THE TASK >>
From the entries below, pull out each line where "Lannie" appears.

Records from a collection
##############################

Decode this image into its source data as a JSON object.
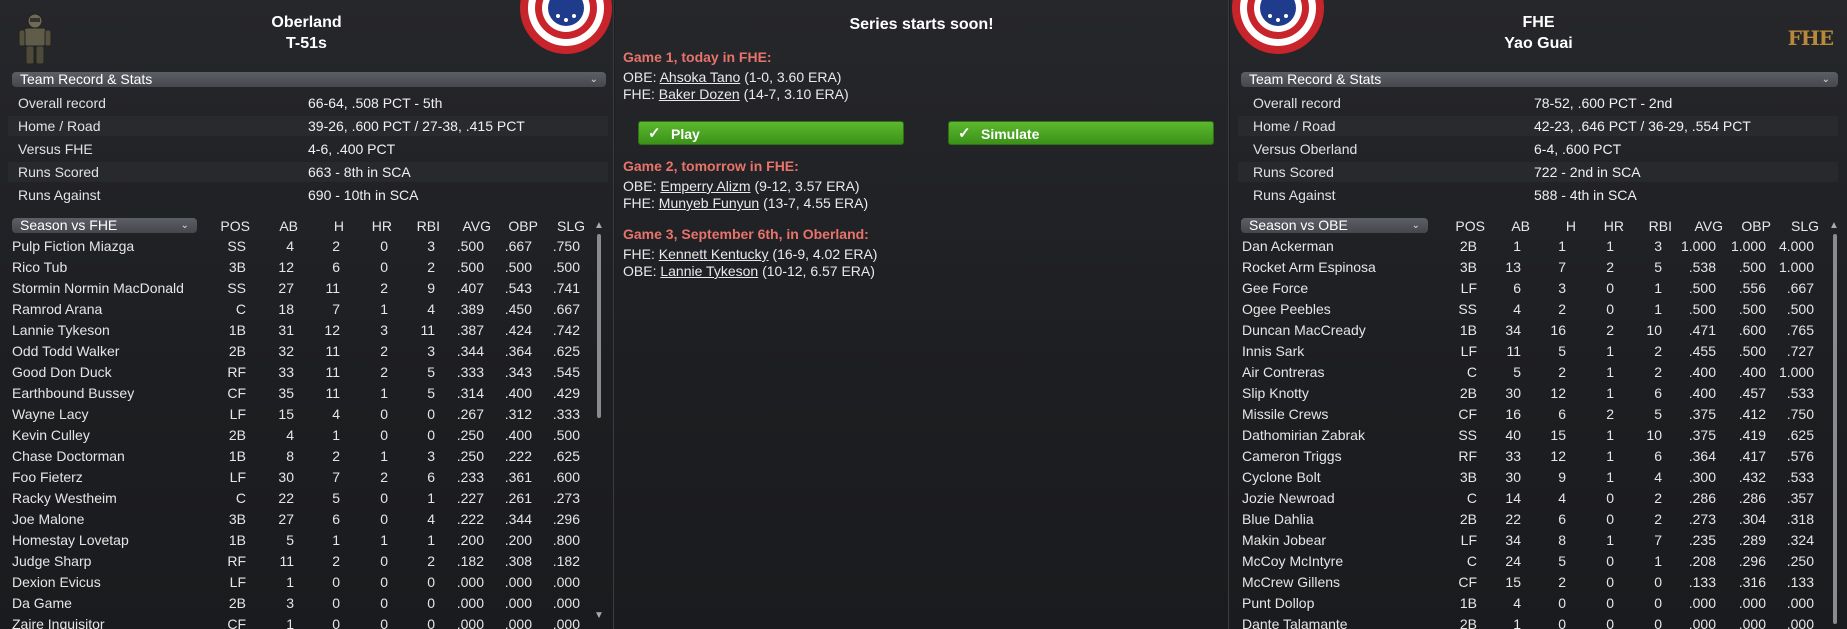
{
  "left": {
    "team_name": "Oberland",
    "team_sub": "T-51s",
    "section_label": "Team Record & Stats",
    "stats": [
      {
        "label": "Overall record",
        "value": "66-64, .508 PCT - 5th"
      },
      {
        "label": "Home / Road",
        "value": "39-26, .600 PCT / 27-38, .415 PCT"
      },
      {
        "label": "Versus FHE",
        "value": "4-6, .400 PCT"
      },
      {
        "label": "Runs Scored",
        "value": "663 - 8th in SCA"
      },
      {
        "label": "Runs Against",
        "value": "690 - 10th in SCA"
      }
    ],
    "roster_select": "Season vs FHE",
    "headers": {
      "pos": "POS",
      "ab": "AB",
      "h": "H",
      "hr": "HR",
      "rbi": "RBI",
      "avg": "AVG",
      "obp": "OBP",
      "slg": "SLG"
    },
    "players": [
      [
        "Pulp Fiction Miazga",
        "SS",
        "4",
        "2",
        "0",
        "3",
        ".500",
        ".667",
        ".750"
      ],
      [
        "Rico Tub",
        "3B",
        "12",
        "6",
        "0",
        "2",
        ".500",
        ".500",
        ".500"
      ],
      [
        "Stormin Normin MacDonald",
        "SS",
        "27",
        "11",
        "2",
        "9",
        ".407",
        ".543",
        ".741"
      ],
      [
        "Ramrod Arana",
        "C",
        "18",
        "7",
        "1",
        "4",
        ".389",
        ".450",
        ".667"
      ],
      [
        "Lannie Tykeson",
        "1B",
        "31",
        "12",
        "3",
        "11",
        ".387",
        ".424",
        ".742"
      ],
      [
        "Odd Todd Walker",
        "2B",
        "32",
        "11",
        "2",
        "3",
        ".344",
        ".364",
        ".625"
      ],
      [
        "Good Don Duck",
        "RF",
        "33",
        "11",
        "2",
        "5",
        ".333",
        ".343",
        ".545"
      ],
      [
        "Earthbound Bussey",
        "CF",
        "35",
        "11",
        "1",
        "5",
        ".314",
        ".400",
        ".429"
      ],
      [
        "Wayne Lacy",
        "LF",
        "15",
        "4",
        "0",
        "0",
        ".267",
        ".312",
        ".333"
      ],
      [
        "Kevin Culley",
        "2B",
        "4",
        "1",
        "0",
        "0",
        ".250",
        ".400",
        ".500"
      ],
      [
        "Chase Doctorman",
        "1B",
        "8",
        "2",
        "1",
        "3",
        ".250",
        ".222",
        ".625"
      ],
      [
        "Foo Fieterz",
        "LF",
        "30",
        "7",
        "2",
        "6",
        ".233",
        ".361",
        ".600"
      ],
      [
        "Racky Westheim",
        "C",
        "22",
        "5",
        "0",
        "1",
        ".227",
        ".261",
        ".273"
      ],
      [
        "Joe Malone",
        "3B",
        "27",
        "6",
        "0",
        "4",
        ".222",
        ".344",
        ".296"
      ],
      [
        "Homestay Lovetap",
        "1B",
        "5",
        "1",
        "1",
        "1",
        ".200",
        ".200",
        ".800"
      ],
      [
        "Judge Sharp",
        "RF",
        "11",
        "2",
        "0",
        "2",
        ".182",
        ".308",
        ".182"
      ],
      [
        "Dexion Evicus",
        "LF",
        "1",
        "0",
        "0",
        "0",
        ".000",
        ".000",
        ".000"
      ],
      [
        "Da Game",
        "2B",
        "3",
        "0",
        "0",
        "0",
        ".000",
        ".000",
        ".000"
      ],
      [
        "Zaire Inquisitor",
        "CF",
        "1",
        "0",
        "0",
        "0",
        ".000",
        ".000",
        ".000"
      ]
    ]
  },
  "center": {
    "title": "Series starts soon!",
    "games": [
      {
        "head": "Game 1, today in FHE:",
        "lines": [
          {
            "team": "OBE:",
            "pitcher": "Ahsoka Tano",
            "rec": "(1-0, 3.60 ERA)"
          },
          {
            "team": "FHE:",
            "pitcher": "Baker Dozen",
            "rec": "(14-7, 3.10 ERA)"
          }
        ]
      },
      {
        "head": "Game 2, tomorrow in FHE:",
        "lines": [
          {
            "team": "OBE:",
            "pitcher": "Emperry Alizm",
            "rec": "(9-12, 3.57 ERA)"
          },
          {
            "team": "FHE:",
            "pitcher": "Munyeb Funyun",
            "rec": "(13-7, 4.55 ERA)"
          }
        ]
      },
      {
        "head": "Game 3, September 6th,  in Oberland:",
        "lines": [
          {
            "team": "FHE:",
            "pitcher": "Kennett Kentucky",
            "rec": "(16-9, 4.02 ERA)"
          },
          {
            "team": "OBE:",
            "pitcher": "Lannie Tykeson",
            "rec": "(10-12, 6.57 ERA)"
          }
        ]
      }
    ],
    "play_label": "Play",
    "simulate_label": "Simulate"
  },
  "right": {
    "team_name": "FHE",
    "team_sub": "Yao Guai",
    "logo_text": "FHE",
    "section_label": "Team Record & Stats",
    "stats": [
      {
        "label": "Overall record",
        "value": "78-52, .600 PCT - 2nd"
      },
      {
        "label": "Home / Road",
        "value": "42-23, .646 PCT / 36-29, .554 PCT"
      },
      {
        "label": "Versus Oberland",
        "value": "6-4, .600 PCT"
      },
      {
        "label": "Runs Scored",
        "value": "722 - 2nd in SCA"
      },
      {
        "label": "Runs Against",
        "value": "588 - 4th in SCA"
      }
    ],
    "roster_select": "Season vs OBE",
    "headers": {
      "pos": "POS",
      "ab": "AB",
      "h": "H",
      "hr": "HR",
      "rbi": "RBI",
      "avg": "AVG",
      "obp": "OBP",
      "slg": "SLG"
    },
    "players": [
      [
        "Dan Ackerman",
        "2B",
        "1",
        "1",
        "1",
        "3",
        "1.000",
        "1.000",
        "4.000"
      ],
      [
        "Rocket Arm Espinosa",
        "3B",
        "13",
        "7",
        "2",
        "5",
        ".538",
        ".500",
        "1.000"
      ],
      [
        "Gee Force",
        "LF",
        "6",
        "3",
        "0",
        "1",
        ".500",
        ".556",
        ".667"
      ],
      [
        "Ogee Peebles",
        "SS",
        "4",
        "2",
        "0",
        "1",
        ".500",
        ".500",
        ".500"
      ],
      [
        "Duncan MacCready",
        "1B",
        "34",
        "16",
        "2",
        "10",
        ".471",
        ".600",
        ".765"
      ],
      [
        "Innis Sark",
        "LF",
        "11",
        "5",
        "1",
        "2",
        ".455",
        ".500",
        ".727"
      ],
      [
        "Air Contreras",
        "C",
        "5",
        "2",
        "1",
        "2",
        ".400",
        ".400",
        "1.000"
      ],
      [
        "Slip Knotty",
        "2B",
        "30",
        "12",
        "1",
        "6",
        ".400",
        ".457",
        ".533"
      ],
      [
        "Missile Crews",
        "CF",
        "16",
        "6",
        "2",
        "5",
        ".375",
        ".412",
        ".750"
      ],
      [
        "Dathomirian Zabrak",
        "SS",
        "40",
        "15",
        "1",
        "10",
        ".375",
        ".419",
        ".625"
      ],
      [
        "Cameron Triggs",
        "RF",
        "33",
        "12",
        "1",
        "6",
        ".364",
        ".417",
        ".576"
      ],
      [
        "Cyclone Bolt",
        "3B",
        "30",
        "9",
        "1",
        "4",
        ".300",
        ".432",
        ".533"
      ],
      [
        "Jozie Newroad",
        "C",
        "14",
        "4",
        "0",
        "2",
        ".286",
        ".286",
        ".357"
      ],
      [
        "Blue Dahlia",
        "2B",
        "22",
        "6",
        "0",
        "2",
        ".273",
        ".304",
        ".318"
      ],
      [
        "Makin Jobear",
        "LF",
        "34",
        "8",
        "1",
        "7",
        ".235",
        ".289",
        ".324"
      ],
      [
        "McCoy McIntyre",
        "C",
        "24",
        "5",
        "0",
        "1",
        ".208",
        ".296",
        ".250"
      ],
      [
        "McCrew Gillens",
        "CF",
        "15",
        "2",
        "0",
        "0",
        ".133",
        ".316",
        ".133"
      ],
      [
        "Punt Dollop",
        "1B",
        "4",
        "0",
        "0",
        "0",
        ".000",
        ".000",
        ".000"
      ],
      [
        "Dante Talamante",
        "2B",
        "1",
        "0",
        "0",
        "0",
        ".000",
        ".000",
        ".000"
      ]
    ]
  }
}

##############################

FINAL ANSWER >>
        "Lannie Tykeson",
            "pitcher": "Lannie Tykeson",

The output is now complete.